- Exercise
Pick out every line of the entries below where "JSON" occurs, and copy those lines.

• • • •

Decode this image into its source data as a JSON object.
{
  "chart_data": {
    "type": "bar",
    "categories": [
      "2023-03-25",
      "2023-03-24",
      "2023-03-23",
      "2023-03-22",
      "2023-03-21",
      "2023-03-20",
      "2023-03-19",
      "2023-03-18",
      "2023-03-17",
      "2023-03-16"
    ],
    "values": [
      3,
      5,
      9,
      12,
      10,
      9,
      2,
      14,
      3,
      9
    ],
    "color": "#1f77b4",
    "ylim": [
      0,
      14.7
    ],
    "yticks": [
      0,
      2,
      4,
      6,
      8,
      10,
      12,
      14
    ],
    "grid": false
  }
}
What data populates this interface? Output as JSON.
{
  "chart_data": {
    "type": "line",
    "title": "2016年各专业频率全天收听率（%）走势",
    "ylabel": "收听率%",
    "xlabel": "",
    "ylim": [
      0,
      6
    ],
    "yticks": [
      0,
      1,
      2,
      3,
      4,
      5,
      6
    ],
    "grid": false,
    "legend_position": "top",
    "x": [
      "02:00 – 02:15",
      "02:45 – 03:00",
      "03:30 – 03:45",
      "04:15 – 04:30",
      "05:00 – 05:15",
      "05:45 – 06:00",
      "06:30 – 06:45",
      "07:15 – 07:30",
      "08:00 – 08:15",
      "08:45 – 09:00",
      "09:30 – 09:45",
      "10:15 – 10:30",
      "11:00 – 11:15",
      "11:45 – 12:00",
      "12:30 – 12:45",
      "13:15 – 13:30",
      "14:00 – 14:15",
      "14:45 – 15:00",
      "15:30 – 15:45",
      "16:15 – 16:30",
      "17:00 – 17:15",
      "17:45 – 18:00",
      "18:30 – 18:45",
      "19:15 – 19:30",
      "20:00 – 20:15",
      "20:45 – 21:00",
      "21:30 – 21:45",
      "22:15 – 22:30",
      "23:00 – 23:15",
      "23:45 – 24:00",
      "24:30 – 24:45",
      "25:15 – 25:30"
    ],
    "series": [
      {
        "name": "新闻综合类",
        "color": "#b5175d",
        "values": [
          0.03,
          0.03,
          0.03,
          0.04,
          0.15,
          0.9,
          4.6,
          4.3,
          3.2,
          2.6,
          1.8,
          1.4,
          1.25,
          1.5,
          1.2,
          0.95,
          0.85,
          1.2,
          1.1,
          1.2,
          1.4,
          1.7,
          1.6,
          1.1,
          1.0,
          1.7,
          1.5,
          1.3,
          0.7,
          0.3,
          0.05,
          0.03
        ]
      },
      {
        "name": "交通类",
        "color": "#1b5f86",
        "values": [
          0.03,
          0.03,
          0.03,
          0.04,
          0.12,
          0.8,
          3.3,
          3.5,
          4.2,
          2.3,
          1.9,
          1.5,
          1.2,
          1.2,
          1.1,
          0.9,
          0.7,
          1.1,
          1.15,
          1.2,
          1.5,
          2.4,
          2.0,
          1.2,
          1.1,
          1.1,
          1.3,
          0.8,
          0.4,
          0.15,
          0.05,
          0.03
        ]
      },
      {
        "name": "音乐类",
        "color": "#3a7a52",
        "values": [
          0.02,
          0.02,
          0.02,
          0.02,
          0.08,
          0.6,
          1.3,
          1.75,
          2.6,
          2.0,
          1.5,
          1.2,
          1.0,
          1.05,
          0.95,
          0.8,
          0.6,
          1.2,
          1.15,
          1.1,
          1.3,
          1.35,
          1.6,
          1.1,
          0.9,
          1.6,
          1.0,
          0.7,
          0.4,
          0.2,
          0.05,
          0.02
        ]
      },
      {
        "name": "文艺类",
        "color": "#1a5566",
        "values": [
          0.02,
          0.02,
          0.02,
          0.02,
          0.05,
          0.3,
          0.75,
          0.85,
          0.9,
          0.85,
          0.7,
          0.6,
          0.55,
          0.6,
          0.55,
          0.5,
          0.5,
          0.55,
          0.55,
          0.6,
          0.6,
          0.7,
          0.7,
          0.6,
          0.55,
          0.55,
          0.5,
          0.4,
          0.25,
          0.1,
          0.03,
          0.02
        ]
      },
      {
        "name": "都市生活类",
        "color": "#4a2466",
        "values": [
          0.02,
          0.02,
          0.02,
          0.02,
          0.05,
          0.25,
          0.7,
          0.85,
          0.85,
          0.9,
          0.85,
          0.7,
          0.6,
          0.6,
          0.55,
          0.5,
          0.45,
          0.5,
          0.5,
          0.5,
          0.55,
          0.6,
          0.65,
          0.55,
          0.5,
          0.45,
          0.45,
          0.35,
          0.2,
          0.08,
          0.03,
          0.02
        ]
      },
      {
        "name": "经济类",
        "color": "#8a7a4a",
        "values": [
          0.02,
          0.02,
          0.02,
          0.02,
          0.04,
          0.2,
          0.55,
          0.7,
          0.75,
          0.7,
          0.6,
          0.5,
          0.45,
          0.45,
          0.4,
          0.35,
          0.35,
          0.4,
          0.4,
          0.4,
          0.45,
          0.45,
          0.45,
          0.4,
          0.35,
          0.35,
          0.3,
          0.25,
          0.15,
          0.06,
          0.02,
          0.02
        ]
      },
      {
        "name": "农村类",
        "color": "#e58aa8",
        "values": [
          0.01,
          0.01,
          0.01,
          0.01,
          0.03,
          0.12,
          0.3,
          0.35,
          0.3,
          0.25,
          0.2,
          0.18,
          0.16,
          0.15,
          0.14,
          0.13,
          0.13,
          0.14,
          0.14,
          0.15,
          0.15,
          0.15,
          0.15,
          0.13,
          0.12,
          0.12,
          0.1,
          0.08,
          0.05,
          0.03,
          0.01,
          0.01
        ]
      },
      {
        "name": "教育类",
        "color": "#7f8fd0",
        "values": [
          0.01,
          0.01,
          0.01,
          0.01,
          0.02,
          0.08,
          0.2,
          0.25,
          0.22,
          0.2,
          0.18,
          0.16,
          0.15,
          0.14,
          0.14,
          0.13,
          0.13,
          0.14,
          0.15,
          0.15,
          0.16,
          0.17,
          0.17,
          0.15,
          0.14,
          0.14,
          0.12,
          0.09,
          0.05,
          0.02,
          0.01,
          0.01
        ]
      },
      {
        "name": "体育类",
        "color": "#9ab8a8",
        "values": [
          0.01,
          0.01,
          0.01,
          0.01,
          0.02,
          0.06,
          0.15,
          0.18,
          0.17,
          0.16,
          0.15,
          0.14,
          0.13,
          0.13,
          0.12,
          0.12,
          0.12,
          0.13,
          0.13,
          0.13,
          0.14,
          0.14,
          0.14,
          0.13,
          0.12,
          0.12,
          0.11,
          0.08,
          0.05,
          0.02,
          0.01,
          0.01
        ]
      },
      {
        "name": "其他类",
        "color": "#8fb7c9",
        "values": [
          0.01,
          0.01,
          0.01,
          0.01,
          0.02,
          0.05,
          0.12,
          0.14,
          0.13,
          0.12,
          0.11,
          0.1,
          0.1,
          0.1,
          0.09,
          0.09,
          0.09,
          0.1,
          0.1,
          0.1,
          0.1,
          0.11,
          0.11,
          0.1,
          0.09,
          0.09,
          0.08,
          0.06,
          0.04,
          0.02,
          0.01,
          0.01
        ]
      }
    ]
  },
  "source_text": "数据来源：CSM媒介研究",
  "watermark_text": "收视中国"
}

• • • •

- Exercise output
Decode this image into its source data as a JSON object.
What data populates this interface? Output as JSON.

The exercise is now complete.